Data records
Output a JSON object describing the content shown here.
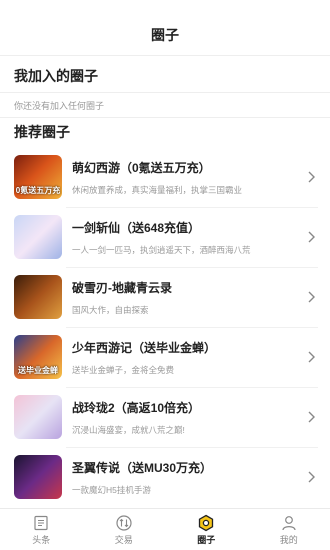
{
  "header": {
    "title": "圈子"
  },
  "joined": {
    "title": "我加入的圈子",
    "empty_text": "你还没有加入任何圈子"
  },
  "recommended": {
    "title": "推荐圈子",
    "items": [
      {
        "name": "萌幻西游（0氪送五万充）",
        "desc": "休闲放置养成，真实海量福利，执掌三国霸业",
        "thumb_text": "0氪送五万充"
      },
      {
        "name": "一剑斩仙（送648充值）",
        "desc": "一人一剑一匹马，执剑逍遥天下，酒醉西海八荒",
        "thumb_text": ""
      },
      {
        "name": "破雪刃-地藏青云录",
        "desc": "国风大作，自由探索",
        "thumb_text": ""
      },
      {
        "name": "少年西游记（送毕业金蝉）",
        "desc": "送毕业金蝉子，金将全免费",
        "thumb_text": "送毕业金蝉"
      },
      {
        "name": "战玲珑2（高返10倍充）",
        "desc": "沉浸山海盛宴，成就八荒之巅!",
        "thumb_text": ""
      },
      {
        "name": "圣翼传说（送MU30万充）",
        "desc": "一款魔幻H5挂机手游",
        "thumb_text": ""
      }
    ]
  },
  "tabbar": {
    "tabs": [
      {
        "label": "头条",
        "icon": "article-icon"
      },
      {
        "label": "交易",
        "icon": "exchange-icon"
      },
      {
        "label": "圈子",
        "icon": "circle-icon"
      },
      {
        "label": "我的",
        "icon": "profile-icon"
      }
    ],
    "active": "圈子"
  },
  "colors": {
    "accent": "#f5c518",
    "text": "#222222",
    "muted": "#9a9a9a"
  }
}
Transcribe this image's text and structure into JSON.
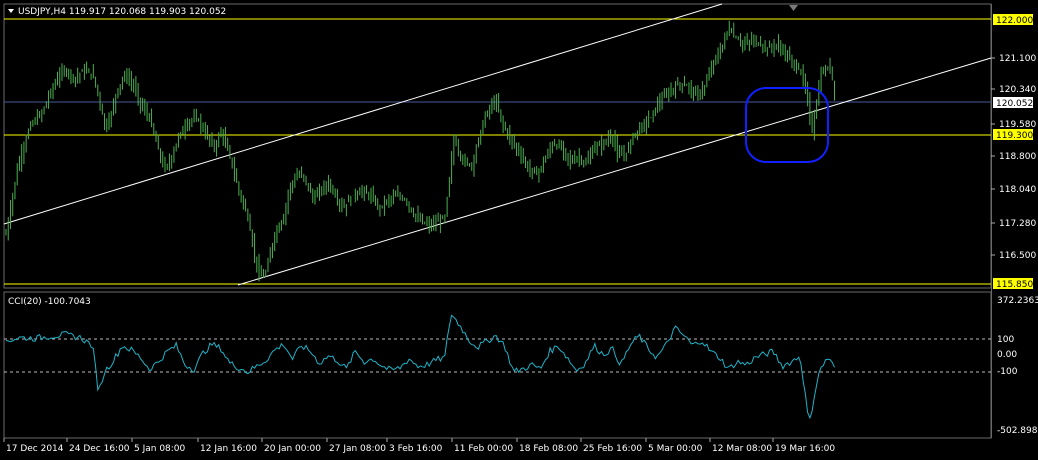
{
  "window": {
    "header_label": "USDJPY,H4  119.917 120.068 119.903 120.052",
    "indicator_label": "CCI(20) -100.7043"
  },
  "colors": {
    "background": "#000000",
    "candles": "#4caf50",
    "cci_line": "#1fb3c8",
    "trendline": "#ffffff",
    "hline_yellow": "#ffff00",
    "hline_blue": "#4a5a9a",
    "circle": "#1020ff",
    "frame": "#6a6a6a"
  },
  "price_axis": {
    "ticks": [
      "121.100",
      "120.340",
      "119.580",
      "118.800",
      "118.040",
      "117.280",
      "116.500"
    ]
  },
  "price_tags": {
    "top": "122.000",
    "current": "120.052",
    "support": "119.300",
    "bottom": "115.850"
  },
  "cci_axis": {
    "max": "372.2363",
    "plus100": "100",
    "zero": "0.00",
    "minus100": "-100",
    "min": "-502.8983"
  },
  "time_axis": {
    "labels": [
      "17 Dec 2014",
      "24 Dec 16:00",
      "5 Jan 08:00",
      "12 Jan 16:00",
      "20 Jan 00:00",
      "27 Jan 08:00",
      "3 Feb 16:00",
      "11 Feb 00:00",
      "18 Feb 08:00",
      "25 Feb 16:00",
      "5 Mar 00:00",
      "12 Mar 08:00",
      "19 Mar 16:00"
    ]
  },
  "chart_data": {
    "type": "candlestick",
    "symbol": "USDJPY",
    "timeframe": "H4",
    "ylim": [
      115.5,
      122.5
    ],
    "levels": [
      122.0,
      120.052,
      119.3,
      115.85
    ],
    "cci_ylim": [
      -502.8983,
      372.2363
    ],
    "cci_levels": [
      100,
      0,
      -100
    ],
    "close_path": [
      [
        0,
        117.0
      ],
      [
        8,
        118.6
      ],
      [
        16,
        119.5
      ],
      [
        24,
        119.8
      ],
      [
        30,
        120.3
      ],
      [
        36,
        120.7
      ],
      [
        40,
        120.8
      ],
      [
        46,
        120.6
      ],
      [
        52,
        120.8
      ],
      [
        58,
        120.7
      ],
      [
        62,
        120.2
      ],
      [
        66,
        119.5
      ],
      [
        70,
        119.7
      ],
      [
        74,
        120.3
      ],
      [
        80,
        120.7
      ],
      [
        86,
        120.4
      ],
      [
        90,
        120.0
      ],
      [
        96,
        119.7
      ],
      [
        100,
        119.2
      ],
      [
        106,
        118.5
      ],
      [
        110,
        118.7
      ],
      [
        116,
        119.3
      ],
      [
        122,
        119.6
      ],
      [
        128,
        119.7
      ],
      [
        134,
        119.3
      ],
      [
        140,
        119.0
      ],
      [
        144,
        119.4
      ],
      [
        150,
        118.8
      ],
      [
        156,
        118.0
      ],
      [
        162,
        117.4
      ],
      [
        166,
        116.6
      ],
      [
        170,
        116.0
      ],
      [
        174,
        116.1
      ],
      [
        180,
        117.0
      ],
      [
        186,
        117.4
      ],
      [
        190,
        118.1
      ],
      [
        196,
        118.4
      ],
      [
        200,
        118.3
      ],
      [
        206,
        117.8
      ],
      [
        210,
        118.0
      ],
      [
        216,
        118.2
      ],
      [
        222,
        117.8
      ],
      [
        226,
        117.6
      ],
      [
        232,
        117.9
      ],
      [
        238,
        118.0
      ],
      [
        244,
        117.9
      ],
      [
        250,
        117.6
      ],
      [
        256,
        117.8
      ],
      [
        262,
        117.9
      ],
      [
        268,
        117.8
      ],
      [
        272,
        117.5
      ],
      [
        278,
        117.3
      ],
      [
        284,
        117.2
      ],
      [
        290,
        117.3
      ],
      [
        294,
        117.4
      ],
      [
        300,
        119.2
      ],
      [
        306,
        118.7
      ],
      [
        312,
        118.6
      ],
      [
        318,
        119.4
      ],
      [
        322,
        119.8
      ],
      [
        328,
        120.1
      ],
      [
        332,
        119.6
      ],
      [
        338,
        119.2
      ],
      [
        344,
        118.9
      ],
      [
        350,
        118.5
      ],
      [
        356,
        118.4
      ],
      [
        362,
        118.8
      ],
      [
        366,
        119.1
      ],
      [
        372,
        119.0
      ],
      [
        378,
        118.7
      ],
      [
        384,
        118.8
      ],
      [
        388,
        118.6
      ],
      [
        394,
        119.0
      ],
      [
        400,
        119.1
      ],
      [
        406,
        119.3
      ],
      [
        410,
        118.8
      ],
      [
        416,
        118.9
      ],
      [
        420,
        119.3
      ],
      [
        426,
        119.5
      ],
      [
        432,
        119.7
      ],
      [
        436,
        120.0
      ],
      [
        442,
        120.2
      ],
      [
        448,
        120.4
      ],
      [
        452,
        120.5
      ],
      [
        458,
        120.4
      ],
      [
        462,
        120.2
      ],
      [
        468,
        120.4
      ],
      [
        474,
        121.0
      ],
      [
        478,
        121.2
      ],
      [
        484,
        121.8
      ],
      [
        488,
        121.6
      ],
      [
        494,
        121.4
      ],
      [
        500,
        121.5
      ],
      [
        506,
        121.4
      ],
      [
        510,
        121.3
      ],
      [
        516,
        121.4
      ],
      [
        522,
        121.2
      ],
      [
        526,
        121.0
      ],
      [
        532,
        120.8
      ],
      [
        536,
        120.3
      ],
      [
        540,
        119.4
      ],
      [
        546,
        120.7
      ],
      [
        552,
        120.9
      ],
      [
        556,
        120.1
      ]
    ],
    "cci_path": [
      [
        0,
        95
      ],
      [
        10,
        115
      ],
      [
        20,
        110
      ],
      [
        30,
        125
      ],
      [
        40,
        135
      ],
      [
        50,
        115
      ],
      [
        58,
        60
      ],
      [
        62,
        -260
      ],
      [
        66,
        -120
      ],
      [
        72,
        -40
      ],
      [
        78,
        60
      ],
      [
        84,
        30
      ],
      [
        90,
        -20
      ],
      [
        96,
        -100
      ],
      [
        102,
        -50
      ],
      [
        108,
        20
      ],
      [
        114,
        60
      ],
      [
        120,
        -70
      ],
      [
        126,
        -100
      ],
      [
        132,
        10
      ],
      [
        138,
        70
      ],
      [
        144,
        40
      ],
      [
        150,
        -60
      ],
      [
        156,
        -90
      ],
      [
        162,
        -120
      ],
      [
        168,
        -80
      ],
      [
        174,
        -40
      ],
      [
        180,
        30
      ],
      [
        186,
        70
      ],
      [
        192,
        -30
      ],
      [
        198,
        60
      ],
      [
        204,
        20
      ],
      [
        210,
        -60
      ],
      [
        216,
        -10
      ],
      [
        222,
        -40
      ],
      [
        228,
        -100
      ],
      [
        234,
        20
      ],
      [
        240,
        -50
      ],
      [
        246,
        -30
      ],
      [
        252,
        -80
      ],
      [
        258,
        -110
      ],
      [
        264,
        -90
      ],
      [
        270,
        -30
      ],
      [
        276,
        -80
      ],
      [
        282,
        -70
      ],
      [
        288,
        -40
      ],
      [
        294,
        -20
      ],
      [
        298,
        280
      ],
      [
        304,
        200
      ],
      [
        310,
        100
      ],
      [
        316,
        50
      ],
      [
        322,
        90
      ],
      [
        328,
        130
      ],
      [
        334,
        60
      ],
      [
        340,
        -120
      ],
      [
        346,
        -100
      ],
      [
        352,
        -70
      ],
      [
        358,
        -100
      ],
      [
        364,
        20
      ],
      [
        370,
        60
      ],
      [
        376,
        -20
      ],
      [
        382,
        -110
      ],
      [
        388,
        -60
      ],
      [
        394,
        60
      ],
      [
        400,
        0
      ],
      [
        406,
        40
      ],
      [
        412,
        -70
      ],
      [
        418,
        60
      ],
      [
        424,
        130
      ],
      [
        430,
        40
      ],
      [
        436,
        -20
      ],
      [
        442,
        60
      ],
      [
        448,
        180
      ],
      [
        454,
        130
      ],
      [
        460,
        60
      ],
      [
        466,
        100
      ],
      [
        472,
        20
      ],
      [
        478,
        -20
      ],
      [
        484,
        -100
      ],
      [
        490,
        -50
      ],
      [
        496,
        -70
      ],
      [
        502,
        -20
      ],
      [
        508,
        0
      ],
      [
        514,
        20
      ],
      [
        520,
        -80
      ],
      [
        526,
        -50
      ],
      [
        532,
        -10
      ],
      [
        538,
        -480
      ],
      [
        544,
        -140
      ],
      [
        550,
        -20
      ],
      [
        556,
        -101
      ]
    ]
  }
}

What to work on -> Give the number of lines in the listing above that hold the string "name", with nothing else.

Response to this exercise -> 6